The problem
Reproduce the whole listing, character for character.

Data excerpts
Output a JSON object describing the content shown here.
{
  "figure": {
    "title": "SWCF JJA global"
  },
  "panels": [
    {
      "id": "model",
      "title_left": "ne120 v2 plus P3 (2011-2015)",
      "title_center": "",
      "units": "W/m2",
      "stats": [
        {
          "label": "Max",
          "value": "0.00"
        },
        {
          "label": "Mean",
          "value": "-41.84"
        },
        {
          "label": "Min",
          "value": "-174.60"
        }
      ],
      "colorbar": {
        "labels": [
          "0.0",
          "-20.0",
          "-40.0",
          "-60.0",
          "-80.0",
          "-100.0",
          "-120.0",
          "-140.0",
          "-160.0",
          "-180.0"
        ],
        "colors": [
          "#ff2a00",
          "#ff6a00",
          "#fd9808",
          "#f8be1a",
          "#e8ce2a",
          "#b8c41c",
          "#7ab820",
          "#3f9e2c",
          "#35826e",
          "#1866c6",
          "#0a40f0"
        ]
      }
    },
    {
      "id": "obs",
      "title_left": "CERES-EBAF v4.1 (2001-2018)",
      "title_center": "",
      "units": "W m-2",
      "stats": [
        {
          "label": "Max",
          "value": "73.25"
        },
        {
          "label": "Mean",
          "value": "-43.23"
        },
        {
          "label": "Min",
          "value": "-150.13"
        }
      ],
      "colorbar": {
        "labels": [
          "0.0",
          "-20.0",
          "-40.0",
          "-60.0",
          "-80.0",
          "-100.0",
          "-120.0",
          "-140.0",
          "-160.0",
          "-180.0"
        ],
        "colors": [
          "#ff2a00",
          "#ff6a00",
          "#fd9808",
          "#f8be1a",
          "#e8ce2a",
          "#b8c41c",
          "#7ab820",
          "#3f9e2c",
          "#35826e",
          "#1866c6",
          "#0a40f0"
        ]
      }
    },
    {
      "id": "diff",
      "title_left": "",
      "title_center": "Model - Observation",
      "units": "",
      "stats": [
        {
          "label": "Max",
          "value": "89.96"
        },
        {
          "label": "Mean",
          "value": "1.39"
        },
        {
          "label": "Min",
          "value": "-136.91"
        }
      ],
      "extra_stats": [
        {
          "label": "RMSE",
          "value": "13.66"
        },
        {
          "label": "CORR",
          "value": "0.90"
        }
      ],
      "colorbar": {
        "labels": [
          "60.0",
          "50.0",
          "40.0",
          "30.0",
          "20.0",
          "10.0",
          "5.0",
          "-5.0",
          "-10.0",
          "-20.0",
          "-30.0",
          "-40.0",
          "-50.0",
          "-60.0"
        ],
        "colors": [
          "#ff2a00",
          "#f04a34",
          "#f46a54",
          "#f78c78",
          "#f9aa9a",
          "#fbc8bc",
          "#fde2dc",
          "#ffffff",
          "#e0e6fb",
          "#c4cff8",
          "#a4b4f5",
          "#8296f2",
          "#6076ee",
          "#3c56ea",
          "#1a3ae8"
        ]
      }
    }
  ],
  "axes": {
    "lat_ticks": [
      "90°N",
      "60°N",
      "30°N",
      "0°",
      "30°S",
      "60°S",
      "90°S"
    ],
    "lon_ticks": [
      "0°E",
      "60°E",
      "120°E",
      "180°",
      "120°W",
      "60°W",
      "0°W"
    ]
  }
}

Task answer
Output a JSON object describing the content shown here.
{
  "figure": {
    "title": "SWCF JJA global"
  },
  "panels": [
    {
      "id": "model",
      "title_left": "ne120 v2 plus P3 (2011-2015)",
      "title_center": "",
      "units": "W/m2",
      "stats": [
        {
          "label": "Max",
          "value": "0.00"
        },
        {
          "label": "Mean",
          "value": "-41.84"
        },
        {
          "label": "Min",
          "value": "-174.60"
        }
      ],
      "colorbar": {
        "labels": [
          "0.0",
          "-20.0",
          "-40.0",
          "-60.0",
          "-80.0",
          "-100.0",
          "-120.0",
          "-140.0",
          "-160.0",
          "-180.0"
        ],
        "colors": [
          "#ff2a00",
          "#ff6a00",
          "#fd9808",
          "#f8be1a",
          "#e8ce2a",
          "#b8c41c",
          "#7ab820",
          "#3f9e2c",
          "#35826e",
          "#1866c6",
          "#0a40f0"
        ]
      }
    },
    {
      "id": "obs",
      "title_left": "CERES-EBAF v4.1 (2001-2018)",
      "title_center": "",
      "units": "W m-2",
      "stats": [
        {
          "label": "Max",
          "value": "73.25"
        },
        {
          "label": "Mean",
          "value": "-43.23"
        },
        {
          "label": "Min",
          "value": "-150.13"
        }
      ],
      "colorbar": {
        "labels": [
          "0.0",
          "-20.0",
          "-40.0",
          "-60.0",
          "-80.0",
          "-100.0",
          "-120.0",
          "-140.0",
          "-160.0",
          "-180.0"
        ],
        "colors": [
          "#ff2a00",
          "#ff6a00",
          "#fd9808",
          "#f8be1a",
          "#e8ce2a",
          "#b8c41c",
          "#7ab820",
          "#3f9e2c",
          "#35826e",
          "#1866c6",
          "#0a40f0"
        ]
      }
    },
    {
      "id": "diff",
      "title_left": "",
      "title_center": "Model - Observation",
      "units": "",
      "stats": [
        {
          "label": "Max",
          "value": "89.96"
        },
        {
          "label": "Mean",
          "value": "1.39"
        },
        {
          "label": "Min",
          "value": "-136.91"
        }
      ],
      "extra_stats": [
        {
          "label": "RMSE",
          "value": "13.66"
        },
        {
          "label": "CORR",
          "value": "0.90"
        }
      ],
      "colorbar": {
        "labels": [
          "60.0",
          "50.0",
          "40.0",
          "30.0",
          "20.0",
          "10.0",
          "5.0",
          "-5.0",
          "-10.0",
          "-20.0",
          "-30.0",
          "-40.0",
          "-50.0",
          "-60.0"
        ],
        "colors": [
          "#ff2a00",
          "#f04a34",
          "#f46a54",
          "#f78c78",
          "#f9aa9a",
          "#fbc8bc",
          "#fde2dc",
          "#ffffff",
          "#e0e6fb",
          "#c4cff8",
          "#a4b4f5",
          "#8296f2",
          "#6076ee",
          "#3c56ea",
          "#1a3ae8"
        ]
      }
    }
  ],
  "axes": {
    "lat_ticks": [
      "90°N",
      "60°N",
      "30°N",
      "0°",
      "30°S",
      "60°S",
      "90°S"
    ],
    "lon_ticks": [
      "0°E",
      "60°E",
      "120°E",
      "180°",
      "120°W",
      "60°W",
      "0°W"
    ]
  }
}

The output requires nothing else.